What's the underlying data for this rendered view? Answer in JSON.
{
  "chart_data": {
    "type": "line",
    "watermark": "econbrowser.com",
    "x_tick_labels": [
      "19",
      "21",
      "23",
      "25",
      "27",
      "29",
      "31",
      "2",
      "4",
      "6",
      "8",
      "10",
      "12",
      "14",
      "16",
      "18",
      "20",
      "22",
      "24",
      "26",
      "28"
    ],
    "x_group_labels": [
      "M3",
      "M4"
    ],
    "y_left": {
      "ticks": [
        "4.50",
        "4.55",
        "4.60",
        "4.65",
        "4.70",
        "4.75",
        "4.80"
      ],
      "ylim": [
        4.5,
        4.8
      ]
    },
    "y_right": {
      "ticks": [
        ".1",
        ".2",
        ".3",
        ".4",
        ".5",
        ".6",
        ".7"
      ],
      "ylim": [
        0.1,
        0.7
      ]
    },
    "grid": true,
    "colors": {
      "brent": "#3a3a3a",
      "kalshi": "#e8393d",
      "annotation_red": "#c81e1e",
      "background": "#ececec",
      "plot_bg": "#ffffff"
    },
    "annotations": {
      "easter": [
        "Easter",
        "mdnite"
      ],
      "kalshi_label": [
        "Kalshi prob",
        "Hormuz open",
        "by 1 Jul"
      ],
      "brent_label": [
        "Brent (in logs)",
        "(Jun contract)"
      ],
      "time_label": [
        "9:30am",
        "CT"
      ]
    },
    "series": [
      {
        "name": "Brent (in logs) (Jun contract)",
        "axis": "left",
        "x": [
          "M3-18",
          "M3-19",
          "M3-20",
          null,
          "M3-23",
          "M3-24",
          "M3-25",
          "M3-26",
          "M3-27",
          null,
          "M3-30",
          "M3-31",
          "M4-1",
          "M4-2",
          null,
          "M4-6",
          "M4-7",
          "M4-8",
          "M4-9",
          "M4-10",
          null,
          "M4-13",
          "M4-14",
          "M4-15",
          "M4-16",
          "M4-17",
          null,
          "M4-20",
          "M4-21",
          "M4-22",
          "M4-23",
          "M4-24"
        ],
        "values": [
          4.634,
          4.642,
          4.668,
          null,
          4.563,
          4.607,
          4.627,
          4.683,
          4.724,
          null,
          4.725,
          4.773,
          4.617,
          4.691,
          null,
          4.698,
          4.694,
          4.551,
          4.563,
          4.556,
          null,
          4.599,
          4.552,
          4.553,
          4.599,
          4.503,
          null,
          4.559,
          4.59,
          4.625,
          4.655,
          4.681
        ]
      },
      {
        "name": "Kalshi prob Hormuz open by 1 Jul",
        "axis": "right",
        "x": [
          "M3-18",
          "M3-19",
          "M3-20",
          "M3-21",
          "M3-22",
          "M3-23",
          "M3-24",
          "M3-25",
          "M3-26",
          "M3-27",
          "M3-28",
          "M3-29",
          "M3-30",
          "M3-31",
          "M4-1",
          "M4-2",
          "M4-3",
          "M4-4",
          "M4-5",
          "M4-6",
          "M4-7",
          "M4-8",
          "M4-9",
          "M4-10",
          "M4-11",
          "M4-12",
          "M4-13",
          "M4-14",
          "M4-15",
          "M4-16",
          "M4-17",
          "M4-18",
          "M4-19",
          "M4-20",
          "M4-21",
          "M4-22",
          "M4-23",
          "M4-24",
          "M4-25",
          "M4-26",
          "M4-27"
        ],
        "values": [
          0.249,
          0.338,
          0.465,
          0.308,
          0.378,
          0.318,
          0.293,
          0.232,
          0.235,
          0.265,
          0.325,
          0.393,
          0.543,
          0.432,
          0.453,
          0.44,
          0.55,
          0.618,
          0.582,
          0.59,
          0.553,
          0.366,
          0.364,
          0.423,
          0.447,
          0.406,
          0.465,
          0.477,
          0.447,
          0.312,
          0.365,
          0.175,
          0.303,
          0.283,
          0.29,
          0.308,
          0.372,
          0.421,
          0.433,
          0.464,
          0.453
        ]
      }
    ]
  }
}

● ● ●

_Task directions_
Select every line above that contains the word "prob", and copy it.

_Reply_
        "Kalshi prob",
        "name": "Kalshi prob Hormuz open by 1 Jul",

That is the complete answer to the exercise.